Extracted information:
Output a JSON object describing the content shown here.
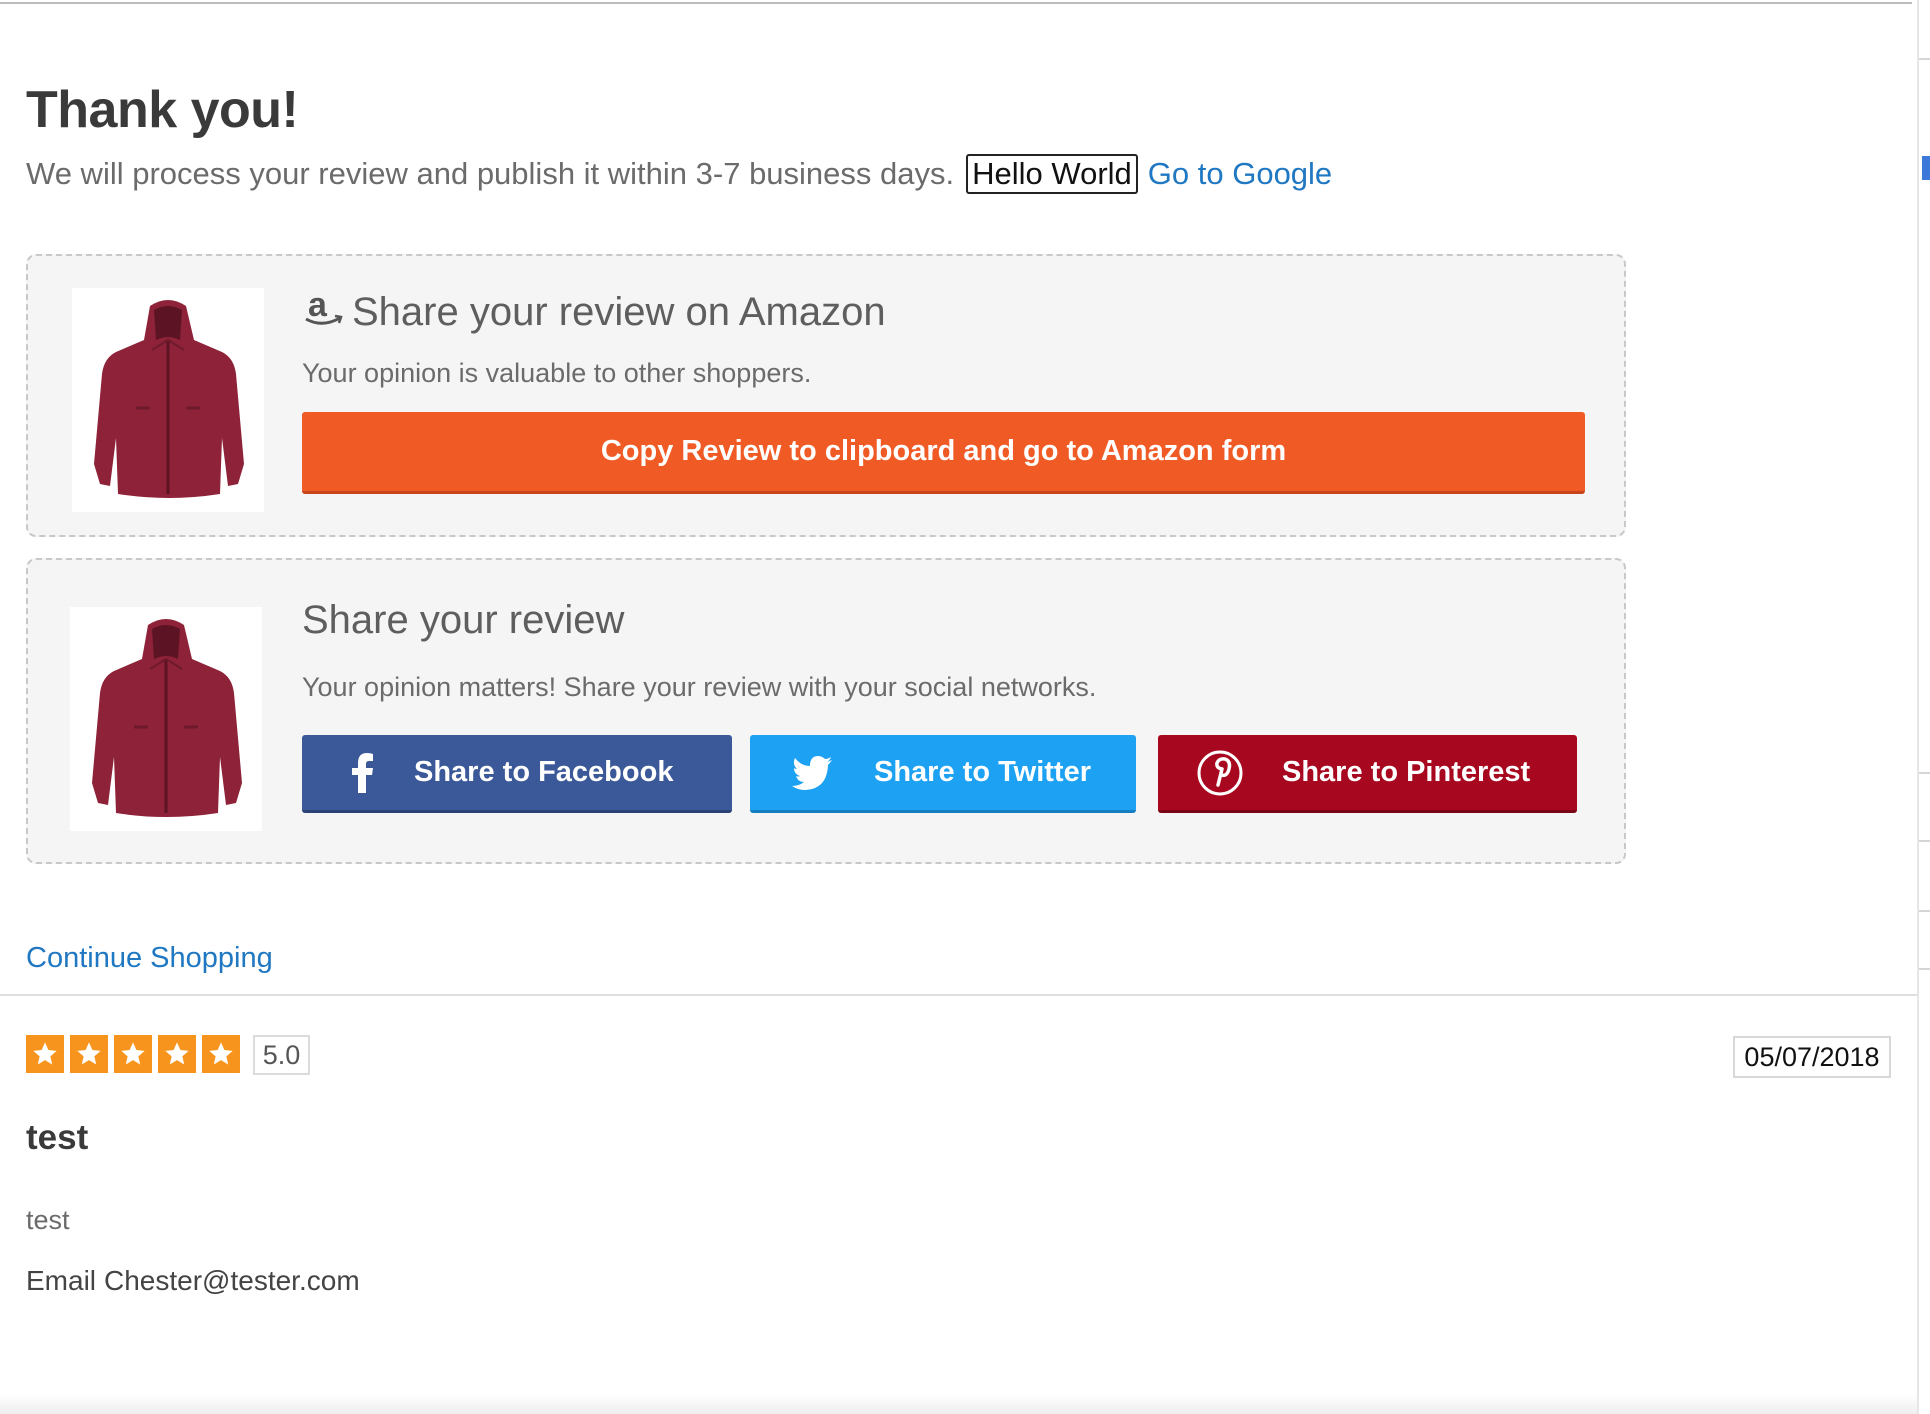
{
  "header": {
    "title": "Thank you!",
    "subtitle": "We will process your review and publish it within 3-7 business days.",
    "hello_text": "Hello World",
    "google_link": "Go to Google"
  },
  "amazon_card": {
    "heading": "Share your review on Amazon",
    "text": "Your opinion is valuable to other shoppers.",
    "button_label": "Copy Review to clipboard and go to Amazon form",
    "icon": "amazon-logo-icon",
    "product_image": "red-jacket-image"
  },
  "social_card": {
    "heading": "Share your review",
    "text": "Your opinion matters! Share your review with your social networks.",
    "product_image": "red-jacket-image",
    "buttons": [
      {
        "label": "Share to Facebook",
        "icon": "facebook-icon",
        "color": "#3b5998"
      },
      {
        "label": "Share to Twitter",
        "icon": "twitter-icon",
        "color": "#1da1f2"
      },
      {
        "label": "Share to Pinterest",
        "icon": "pinterest-icon",
        "color": "#a8081f"
      }
    ]
  },
  "continue_link": "Continue Shopping",
  "review": {
    "stars": 5,
    "rating": "5.0",
    "date": "05/07/2018",
    "title": "test",
    "body": "test",
    "email_label": "Email",
    "email": "Chester@tester.com"
  },
  "colors": {
    "amazon_button": "#f05a24",
    "link": "#1f78c1",
    "star": "#f7941d",
    "card_bg": "#f5f5f5"
  }
}
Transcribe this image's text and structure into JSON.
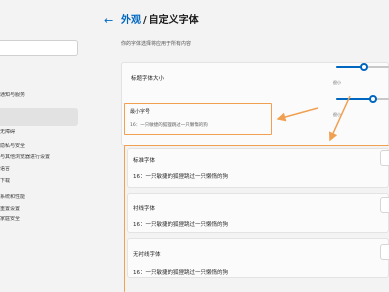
{
  "breadcrumb": {
    "parent": "外观",
    "separator": "/",
    "current": "自定义字体"
  },
  "subtitle": "你的字体选择将应用于所有内容",
  "sidebar": {
    "items": [
      {
        "label": "通知与服务"
      },
      {
        "label": ""
      },
      {
        "label": "无障碍"
      },
      {
        "label": "隐私与安全"
      },
      {
        "label": "与其他浏览器进行设置"
      },
      {
        "label": "语言"
      },
      {
        "label": "下载"
      },
      {
        "label": "系统和性能"
      },
      {
        "label": "重置设置"
      },
      {
        "label": "家庭安全"
      }
    ]
  },
  "settings": {
    "heading_size_label": "标题字体大小",
    "small_label": "很小",
    "min_size": {
      "title": "最小字号",
      "sample": "16：一只敏捷的狐狸跳过一只懒惰的狗"
    },
    "standard": {
      "title": "标准字体",
      "sample": "16：一只敏捷的狐狸跳过一只懒惰的狗"
    },
    "serif": {
      "title": "衬线字体",
      "sample": "16：一只敏捷的狐狸跳过一只懒惰的狗"
    },
    "sans": {
      "title": "无衬线字体",
      "sample": "16：一只敏捷的狐狸跳过一只懒惰的狗"
    }
  },
  "colors": {
    "accent": "#0067c0",
    "highlight": "#f0a050"
  }
}
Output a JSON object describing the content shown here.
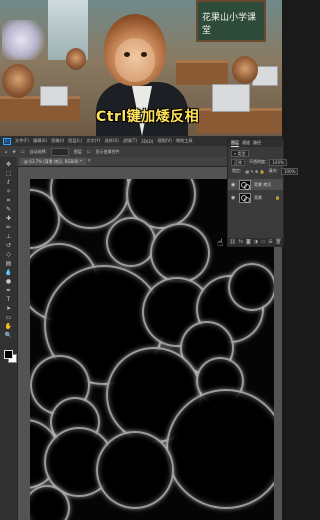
{
  "video": {
    "caption": "Ctrl键加矮反相",
    "board_text": "花果山小学课堂"
  },
  "photoshop": {
    "menu": [
      "文件(F)",
      "编辑(E)",
      "图像(I)",
      "图层(L)",
      "文字(Y)",
      "选择(S)",
      "滤镜(T)",
      "3D(D)",
      "视图(V)",
      "增效工具"
    ],
    "options": [
      "自动选择:",
      "图层",
      "显示变换控件"
    ],
    "document_tab": "@ 61.7% (背景 拷贝, RGB/8) *",
    "tools": [
      "move-icon",
      "marquee-icon",
      "lasso-icon",
      "magic-wand-icon",
      "crop-icon",
      "eyedropper-icon",
      "healing-icon",
      "brush-icon",
      "stamp-icon",
      "history-brush-icon",
      "eraser-icon",
      "gradient-icon",
      "blur-icon",
      "dodge-icon",
      "pen-icon",
      "type-icon",
      "path-select-icon",
      "shape-icon",
      "hand-icon",
      "zoom-icon"
    ],
    "foreground_color": "#000000",
    "background_color": "#ffffff",
    "layers_panel": {
      "tabs": [
        "图层",
        "通道",
        "路径"
      ],
      "filter_label": "类型",
      "blend_mode": "正常",
      "opacity_label": "不透明度:",
      "opacity_value": "100%",
      "lock_label": "锁定:",
      "fill_label": "填充:",
      "fill_value": "100%",
      "layers": [
        {
          "name": "背景 拷贝",
          "selected": true
        },
        {
          "name": "背景",
          "selected": false,
          "locked": true
        }
      ]
    },
    "accent_color": "#31a8ff"
  }
}
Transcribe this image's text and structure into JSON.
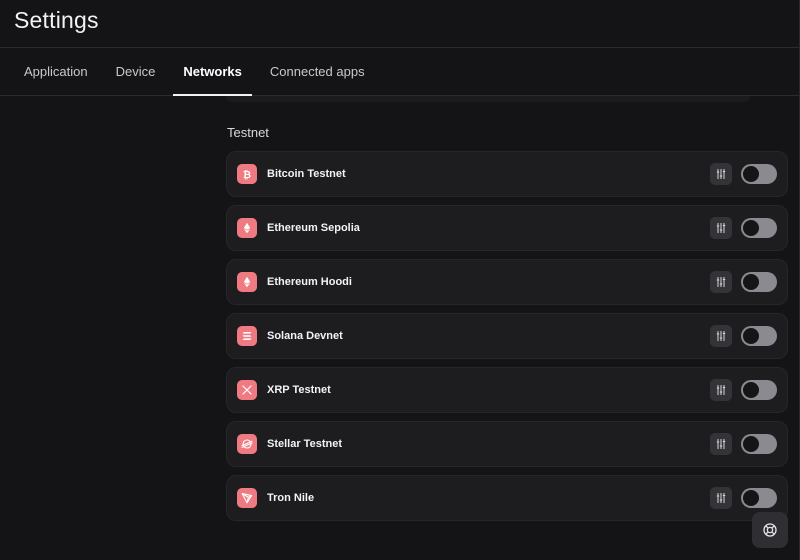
{
  "header": {
    "title": "Settings"
  },
  "tabs": [
    {
      "label": "Application",
      "active": false
    },
    {
      "label": "Device",
      "active": false
    },
    {
      "label": "Networks",
      "active": true
    },
    {
      "label": "Connected apps",
      "active": false
    }
  ],
  "testnet": {
    "title": "Testnet",
    "networks": [
      {
        "label": "Bitcoin Testnet",
        "icon": "bitcoin-icon",
        "enabled": false
      },
      {
        "label": "Ethereum Sepolia",
        "icon": "ethereum-icon",
        "enabled": false
      },
      {
        "label": "Ethereum Hoodi",
        "icon": "ethereum-icon",
        "enabled": false
      },
      {
        "label": "Solana Devnet",
        "icon": "solana-icon",
        "enabled": false
      },
      {
        "label": "XRP Testnet",
        "icon": "xrp-icon",
        "enabled": false
      },
      {
        "label": "Stellar Testnet",
        "icon": "stellar-icon",
        "enabled": false
      },
      {
        "label": "Tron Nile",
        "icon": "tron-icon",
        "enabled": false
      }
    ]
  },
  "colors": {
    "accent": "#f07a82",
    "background": "#141416",
    "row": "#1d1d20",
    "toggle_off": "#8a8a90"
  }
}
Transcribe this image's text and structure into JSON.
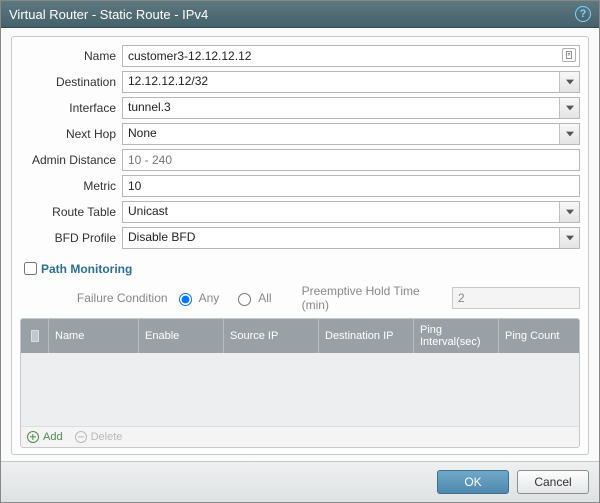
{
  "dialog": {
    "title": "Virtual Router - Static Route - IPv4"
  },
  "form": {
    "name": {
      "label": "Name",
      "value": "customer3-12.12.12.12"
    },
    "destination": {
      "label": "Destination",
      "value": "12.12.12.12/32"
    },
    "interface": {
      "label": "Interface",
      "value": "tunnel.3"
    },
    "nexthop": {
      "label": "Next Hop",
      "value": "None"
    },
    "admindist": {
      "label": "Admin Distance",
      "placeholder": "10 - 240"
    },
    "metric": {
      "label": "Metric",
      "value": "10"
    },
    "routetable": {
      "label": "Route Table",
      "value": "Unicast"
    },
    "bfd": {
      "label": "BFD Profile",
      "value": "Disable BFD"
    }
  },
  "pathmon": {
    "title": "Path Monitoring",
    "failure_label": "Failure Condition",
    "opt_any": "Any",
    "opt_all": "All",
    "preempt_label": "Preemptive Hold Time (min)",
    "preempt_value": "2"
  },
  "grid": {
    "cols": {
      "name": "Name",
      "enable": "Enable",
      "src": "Source IP",
      "dst": "Destination IP",
      "interval": "Ping Interval(sec)",
      "count": "Ping Count"
    },
    "add": "Add",
    "delete": "Delete"
  },
  "buttons": {
    "ok": "OK",
    "cancel": "Cancel"
  }
}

Task details: Go through the listing above and write it all out exactly, leaving out any picture.

Output for this task:
Output a JSON object describing the content shown here.
{
  "header": {
    "title": "Thank you!",
    "subtitle": "We will process your review and publish it within 3-7 business days.",
    "hello_text": "Hello World",
    "google_link": "Go to Google"
  },
  "amazon_card": {
    "heading": "Share your review on Amazon",
    "text": "Your opinion is valuable to other shoppers.",
    "button_label": "Copy Review to clipboard and go to Amazon form",
    "icon": "amazon-logo-icon",
    "product_image": "red-jacket-image"
  },
  "social_card": {
    "heading": "Share your review",
    "text": "Your opinion matters! Share your review with your social networks.",
    "product_image": "red-jacket-image",
    "buttons": [
      {
        "label": "Share to Facebook",
        "icon": "facebook-icon",
        "color": "#3b5998"
      },
      {
        "label": "Share to Twitter",
        "icon": "twitter-icon",
        "color": "#1da1f2"
      },
      {
        "label": "Share to Pinterest",
        "icon": "pinterest-icon",
        "color": "#a8081f"
      }
    ]
  },
  "continue_link": "Continue Shopping",
  "review": {
    "stars": 5,
    "rating": "5.0",
    "date": "05/07/2018",
    "title": "test",
    "body": "test",
    "email_label": "Email",
    "email": "Chester@tester.com"
  },
  "colors": {
    "amazon_button": "#f05a24",
    "link": "#1f78c1",
    "star": "#f7941d",
    "card_bg": "#f5f5f5"
  }
}
Transcribe this image's text and structure into JSON.
{
  "breadcrumb": {
    "parent": "外观",
    "separator": "/",
    "current": "自定义字体"
  },
  "subtitle": "你的字体选择将应用于所有内容",
  "sidebar": {
    "items": [
      {
        "label": "通知与服务"
      },
      {
        "label": ""
      },
      {
        "label": "无障碍"
      },
      {
        "label": "隐私与安全"
      },
      {
        "label": "与其他浏览器进行设置"
      },
      {
        "label": "语言"
      },
      {
        "label": "下载"
      },
      {
        "label": "系统和性能"
      },
      {
        "label": "重置设置"
      },
      {
        "label": "家庭安全"
      }
    ]
  },
  "settings": {
    "heading_size_label": "标题字体大小",
    "small_label": "很小",
    "min_size": {
      "title": "最小字号",
      "sample": "16：一只敏捷的狐狸跳过一只懒惰的狗"
    },
    "standard": {
      "title": "标准字体",
      "sample": "16：一只敏捷的狐狸跳过一只懒惰的狗"
    },
    "serif": {
      "title": "衬线字体",
      "sample": "16：一只敏捷的狐狸跳过一只懒惰的狗"
    },
    "sans": {
      "title": "无衬线字体",
      "sample": "16：一只敏捷的狐狸跳过一只懒惰的狗"
    }
  },
  "colors": {
    "accent": "#0067c0",
    "highlight": "#f0a050"
  }
}
Output a JSON object describing the content shown here.
{
  "video": {
    "caption": "Ctrl键加矮反相",
    "board_text": "花果山小学课堂"
  },
  "photoshop": {
    "menu": [
      "文件(F)",
      "编辑(E)",
      "图像(I)",
      "图层(L)",
      "文字(Y)",
      "选择(S)",
      "滤镜(T)",
      "3D(D)",
      "视图(V)",
      "增效工具"
    ],
    "options": [
      "自动选择:",
      "图层",
      "显示变换控件"
    ],
    "document_tab": "@ 61.7% (背景 拷贝, RGB/8) *",
    "tools": [
      "move-icon",
      "marquee-icon",
      "lasso-icon",
      "magic-wand-icon",
      "crop-icon",
      "eyedropper-icon",
      "healing-icon",
      "brush-icon",
      "stamp-icon",
      "history-brush-icon",
      "eraser-icon",
      "gradient-icon",
      "blur-icon",
      "dodge-icon",
      "pen-icon",
      "type-icon",
      "path-select-icon",
      "shape-icon",
      "hand-icon",
      "zoom-icon"
    ],
    "foreground_color": "#000000",
    "background_color": "#ffffff",
    "layers_panel": {
      "tabs": [
        "图层",
        "通道",
        "路径"
      ],
      "filter_label": "类型",
      "blend_mode": "正常",
      "opacity_label": "不透明度:",
      "opacity_value": "100%",
      "lock_label": "锁定:",
      "fill_label": "填充:",
      "fill_value": "100%",
      "layers": [
        {
          "name": "背景 拷贝",
          "selected": true
        },
        {
          "name": "背景",
          "selected": false,
          "locked": true
        }
      ]
    },
    "accent_color": "#31a8ff"
  }
}
Transcribe this image's text and structure into JSON.
{
  "header": {
    "title": "Settings"
  },
  "tabs": [
    {
      "label": "Application",
      "active": false
    },
    {
      "label": "Device",
      "active": false
    },
    {
      "label": "Networks",
      "active": true
    },
    {
      "label": "Connected apps",
      "active": false
    }
  ],
  "testnet": {
    "title": "Testnet",
    "networks": [
      {
        "label": "Bitcoin Testnet",
        "icon": "bitcoin-icon",
        "enabled": false
      },
      {
        "label": "Ethereum Sepolia",
        "icon": "ethereum-icon",
        "enabled": false
      },
      {
        "label": "Ethereum Hoodi",
        "icon": "ethereum-icon",
        "enabled": false
      },
      {
        "label": "Solana Devnet",
        "icon": "solana-icon",
        "enabled": false
      },
      {
        "label": "XRP Testnet",
        "icon": "xrp-icon",
        "enabled": false
      },
      {
        "label": "Stellar Testnet",
        "icon": "stellar-icon",
        "enabled": false
      },
      {
        "label": "Tron Nile",
        "icon": "tron-icon",
        "enabled": false
      }
    ]
  },
  "colors": {
    "accent": "#f07a82",
    "background": "#141416",
    "row": "#1d1d20",
    "toggle_off": "#8a8a90"
  }
}
Transcribe this image's text and structure into JSON.
{
  "dialog": {
    "title": "Virtual Router - Static Route - IPv4"
  },
  "form": {
    "name": {
      "label": "Name",
      "value": "customer3-12.12.12.12"
    },
    "destination": {
      "label": "Destination",
      "value": "12.12.12.12/32"
    },
    "interface": {
      "label": "Interface",
      "value": "tunnel.3"
    },
    "nexthop": {
      "label": "Next Hop",
      "value": "None"
    },
    "admindist": {
      "label": "Admin Distance",
      "placeholder": "10 - 240"
    },
    "metric": {
      "label": "Metric",
      "value": "10"
    },
    "routetable": {
      "label": "Route Table",
      "value": "Unicast"
    },
    "bfd": {
      "label": "BFD Profile",
      "value": "Disable BFD"
    }
  },
  "pathmon": {
    "title": "Path Monitoring",
    "failure_label": "Failure Condition",
    "opt_any": "Any",
    "opt_all": "All",
    "preempt_label": "Preemptive Hold Time (min)",
    "preempt_value": "2"
  },
  "grid": {
    "cols": {
      "name": "Name",
      "enable": "Enable",
      "src": "Source IP",
      "dst": "Destination IP",
      "interval": "Ping Interval(sec)",
      "count": "Ping Count"
    },
    "add": "Add",
    "delete": "Delete"
  },
  "buttons": {
    "ok": "OK",
    "cancel": "Cancel"
  }
}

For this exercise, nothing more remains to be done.